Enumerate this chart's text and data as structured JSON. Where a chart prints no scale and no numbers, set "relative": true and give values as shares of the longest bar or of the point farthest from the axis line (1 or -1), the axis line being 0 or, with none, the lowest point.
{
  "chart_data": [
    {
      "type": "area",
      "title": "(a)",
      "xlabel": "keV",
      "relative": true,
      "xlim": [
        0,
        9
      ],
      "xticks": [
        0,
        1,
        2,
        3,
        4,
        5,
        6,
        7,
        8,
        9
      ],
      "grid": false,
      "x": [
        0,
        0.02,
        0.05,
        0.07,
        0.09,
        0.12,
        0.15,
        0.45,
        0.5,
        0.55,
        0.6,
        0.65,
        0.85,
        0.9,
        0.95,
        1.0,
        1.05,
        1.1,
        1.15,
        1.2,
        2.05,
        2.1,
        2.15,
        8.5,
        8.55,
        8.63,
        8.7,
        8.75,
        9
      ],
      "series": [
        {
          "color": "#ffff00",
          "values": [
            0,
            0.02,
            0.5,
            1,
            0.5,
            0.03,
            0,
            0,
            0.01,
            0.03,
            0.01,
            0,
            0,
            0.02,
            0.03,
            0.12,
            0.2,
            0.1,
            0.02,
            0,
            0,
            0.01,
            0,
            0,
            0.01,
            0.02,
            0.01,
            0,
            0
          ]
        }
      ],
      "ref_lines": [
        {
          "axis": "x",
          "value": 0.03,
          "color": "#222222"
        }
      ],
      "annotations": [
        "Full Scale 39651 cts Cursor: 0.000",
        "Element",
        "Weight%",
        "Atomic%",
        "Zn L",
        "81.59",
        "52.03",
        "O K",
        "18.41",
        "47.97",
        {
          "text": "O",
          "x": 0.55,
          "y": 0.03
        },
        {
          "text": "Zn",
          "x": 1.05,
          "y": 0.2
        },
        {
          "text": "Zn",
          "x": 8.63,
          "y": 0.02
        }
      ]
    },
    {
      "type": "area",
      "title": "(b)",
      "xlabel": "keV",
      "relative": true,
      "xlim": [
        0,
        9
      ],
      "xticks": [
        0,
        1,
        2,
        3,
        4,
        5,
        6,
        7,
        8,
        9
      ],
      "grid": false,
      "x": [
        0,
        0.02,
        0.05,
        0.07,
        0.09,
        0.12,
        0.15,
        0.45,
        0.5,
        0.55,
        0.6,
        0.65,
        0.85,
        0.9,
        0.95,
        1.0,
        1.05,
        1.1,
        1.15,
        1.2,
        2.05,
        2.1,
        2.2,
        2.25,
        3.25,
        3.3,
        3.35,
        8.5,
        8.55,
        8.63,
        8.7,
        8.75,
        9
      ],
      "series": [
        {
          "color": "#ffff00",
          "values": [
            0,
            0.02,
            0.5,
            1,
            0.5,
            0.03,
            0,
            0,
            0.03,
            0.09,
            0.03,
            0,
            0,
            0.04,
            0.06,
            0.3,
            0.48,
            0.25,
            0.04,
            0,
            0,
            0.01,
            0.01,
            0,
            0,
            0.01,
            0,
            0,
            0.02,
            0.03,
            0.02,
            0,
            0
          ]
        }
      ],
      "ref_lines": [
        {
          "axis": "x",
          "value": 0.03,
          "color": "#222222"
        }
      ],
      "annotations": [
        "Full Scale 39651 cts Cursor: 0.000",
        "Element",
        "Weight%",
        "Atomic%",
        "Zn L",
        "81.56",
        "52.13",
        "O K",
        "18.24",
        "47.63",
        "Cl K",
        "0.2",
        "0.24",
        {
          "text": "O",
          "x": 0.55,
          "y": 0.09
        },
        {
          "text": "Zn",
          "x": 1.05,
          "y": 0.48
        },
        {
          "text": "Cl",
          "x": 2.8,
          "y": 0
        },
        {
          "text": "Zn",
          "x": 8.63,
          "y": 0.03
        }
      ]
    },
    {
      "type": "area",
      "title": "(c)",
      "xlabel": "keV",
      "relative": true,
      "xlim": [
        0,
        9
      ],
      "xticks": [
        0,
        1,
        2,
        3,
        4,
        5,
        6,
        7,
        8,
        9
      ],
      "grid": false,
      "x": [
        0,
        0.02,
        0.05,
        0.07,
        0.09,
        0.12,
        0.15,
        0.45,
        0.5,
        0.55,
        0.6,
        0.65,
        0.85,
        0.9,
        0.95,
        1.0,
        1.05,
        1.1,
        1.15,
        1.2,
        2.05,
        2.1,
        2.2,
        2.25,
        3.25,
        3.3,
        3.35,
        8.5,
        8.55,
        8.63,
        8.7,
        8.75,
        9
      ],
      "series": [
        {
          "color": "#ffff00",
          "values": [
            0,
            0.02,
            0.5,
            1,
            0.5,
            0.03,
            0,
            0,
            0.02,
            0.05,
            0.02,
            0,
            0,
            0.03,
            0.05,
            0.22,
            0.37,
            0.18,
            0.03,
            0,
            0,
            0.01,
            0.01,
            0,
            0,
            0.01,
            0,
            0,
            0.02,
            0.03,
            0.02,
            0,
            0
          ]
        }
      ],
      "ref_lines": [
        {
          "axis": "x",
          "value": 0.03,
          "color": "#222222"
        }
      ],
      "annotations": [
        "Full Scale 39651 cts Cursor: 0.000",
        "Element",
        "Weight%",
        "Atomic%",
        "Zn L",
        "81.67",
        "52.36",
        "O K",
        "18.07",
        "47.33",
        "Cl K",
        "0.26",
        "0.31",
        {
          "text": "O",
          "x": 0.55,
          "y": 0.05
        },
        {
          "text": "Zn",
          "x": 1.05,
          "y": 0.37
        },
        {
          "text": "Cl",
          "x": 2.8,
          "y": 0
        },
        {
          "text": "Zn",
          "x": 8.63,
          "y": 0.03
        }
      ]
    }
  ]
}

##############################

Return the listing above in full, character for character.

Enumerate this chart's text and data as structured JSON. Where a chart prints no scale and no numbers, set "relative": true and give values as shares of the longest bar or of the point farthest from the axis line (1 or -1), the axis line being 0 or, with none, the lowest point.
{
  "chart_data": [
    {
      "type": "area",
      "title": "(a)",
      "xlabel": "keV",
      "relative": true,
      "xlim": [
        0,
        9
      ],
      "xticks": [
        0,
        1,
        2,
        3,
        4,
        5,
        6,
        7,
        8,
        9
      ],
      "grid": false,
      "x": [
        0,
        0.02,
        0.05,
        0.07,
        0.09,
        0.12,
        0.15,
        0.45,
        0.5,
        0.55,
        0.6,
        0.65,
        0.85,
        0.9,
        0.95,
        1.0,
        1.05,
        1.1,
        1.15,
        1.2,
        2.05,
        2.1,
        2.15,
        8.5,
        8.55,
        8.63,
        8.7,
        8.75,
        9
      ],
      "series": [
        {
          "color": "#ffff00",
          "values": [
            0,
            0.02,
            0.5,
            1,
            0.5,
            0.03,
            0,
            0,
            0.01,
            0.03,
            0.01,
            0,
            0,
            0.02,
            0.03,
            0.12,
            0.2,
            0.1,
            0.02,
            0,
            0,
            0.01,
            0,
            0,
            0.01,
            0.02,
            0.01,
            0,
            0
          ]
        }
      ],
      "ref_lines": [
        {
          "axis": "x",
          "value": 0.03,
          "color": "#222222"
        }
      ],
      "annotations": [
        "Full Scale 39651 cts Cursor: 0.000",
        "Element",
        "Weight%",
        "Atomic%",
        "Zn L",
        "81.59",
        "52.03",
        "O K",
        "18.41",
        "47.97",
        {
          "text": "O",
          "x": 0.55,
          "y": 0.03
        },
        {
          "text": "Zn",
          "x": 1.05,
          "y": 0.2
        },
        {
          "text": "Zn",
          "x": 8.63,
          "y": 0.02
        }
      ]
    },
    {
      "type": "area",
      "title": "(b)",
      "xlabel": "keV",
      "relative": true,
      "xlim": [
        0,
        9
      ],
      "xticks": [
        0,
        1,
        2,
        3,
        4,
        5,
        6,
        7,
        8,
        9
      ],
      "grid": false,
      "x": [
        0,
        0.02,
        0.05,
        0.07,
        0.09,
        0.12,
        0.15,
        0.45,
        0.5,
        0.55,
        0.6,
        0.65,
        0.85,
        0.9,
        0.95,
        1.0,
        1.05,
        1.1,
        1.15,
        1.2,
        2.05,
        2.1,
        2.2,
        2.25,
        3.25,
        3.3,
        3.35,
        8.5,
        8.55,
        8.63,
        8.7,
        8.75,
        9
      ],
      "series": [
        {
          "color": "#ffff00",
          "values": [
            0,
            0.02,
            0.5,
            1,
            0.5,
            0.03,
            0,
            0,
            0.03,
            0.09,
            0.03,
            0,
            0,
            0.04,
            0.06,
            0.3,
            0.48,
            0.25,
            0.04,
            0,
            0,
            0.01,
            0.01,
            0,
            0,
            0.01,
            0,
            0,
            0.02,
            0.03,
            0.02,
            0,
            0
          ]
        }
      ],
      "ref_lines": [
        {
          "axis": "x",
          "value": 0.03,
          "color": "#222222"
        }
      ],
      "annotations": [
        "Full Scale 39651 cts Cursor: 0.000",
        "Element",
        "Weight%",
        "Atomic%",
        "Zn L",
        "81.56",
        "52.13",
        "O K",
        "18.24",
        "47.63",
        "Cl K",
        "0.2",
        "0.24",
        {
          "text": "O",
          "x": 0.55,
          "y": 0.09
        },
        {
          "text": "Zn",
          "x": 1.05,
          "y": 0.48
        },
        {
          "text": "Cl",
          "x": 2.8,
          "y": 0
        },
        {
          "text": "Zn",
          "x": 8.63,
          "y": 0.03
        }
      ]
    },
    {
      "type": "area",
      "title": "(c)",
      "xlabel": "keV",
      "relative": true,
      "xlim": [
        0,
        9
      ],
      "xticks": [
        0,
        1,
        2,
        3,
        4,
        5,
        6,
        7,
        8,
        9
      ],
      "grid": false,
      "x": [
        0,
        0.02,
        0.05,
        0.07,
        0.09,
        0.12,
        0.15,
        0.45,
        0.5,
        0.55,
        0.6,
        0.65,
        0.85,
        0.9,
        0.95,
        1.0,
        1.05,
        1.1,
        1.15,
        1.2,
        2.05,
        2.1,
        2.2,
        2.25,
        3.25,
        3.3,
        3.35,
        8.5,
        8.55,
        8.63,
        8.7,
        8.75,
        9
      ],
      "series": [
        {
          "color": "#ffff00",
          "values": [
            0,
            0.02,
            0.5,
            1,
            0.5,
            0.03,
            0,
            0,
            0.02,
            0.05,
            0.02,
            0,
            0,
            0.03,
            0.05,
            0.22,
            0.37,
            0.18,
            0.03,
            0,
            0,
            0.01,
            0.01,
            0,
            0,
            0.01,
            0,
            0,
            0.02,
            0.03,
            0.02,
            0,
            0
          ]
        }
      ],
      "ref_lines": [
        {
          "axis": "x",
          "value": 0.03,
          "color": "#222222"
        }
      ],
      "annotations": [
        "Full Scale 39651 cts Cursor: 0.000",
        "Element",
        "Weight%",
        "Atomic%",
        "Zn L",
        "81.67",
        "52.36",
        "O K",
        "18.07",
        "47.33",
        "Cl K",
        "0.26",
        "0.31",
        {
          "text": "O",
          "x": 0.55,
          "y": 0.05
        },
        {
          "text": "Zn",
          "x": 1.05,
          "y": 0.37
        },
        {
          "text": "Cl",
          "x": 2.8,
          "y": 0
        },
        {
          "text": "Zn",
          "x": 8.63,
          "y": 0.03
        }
      ]
    }
  ]
}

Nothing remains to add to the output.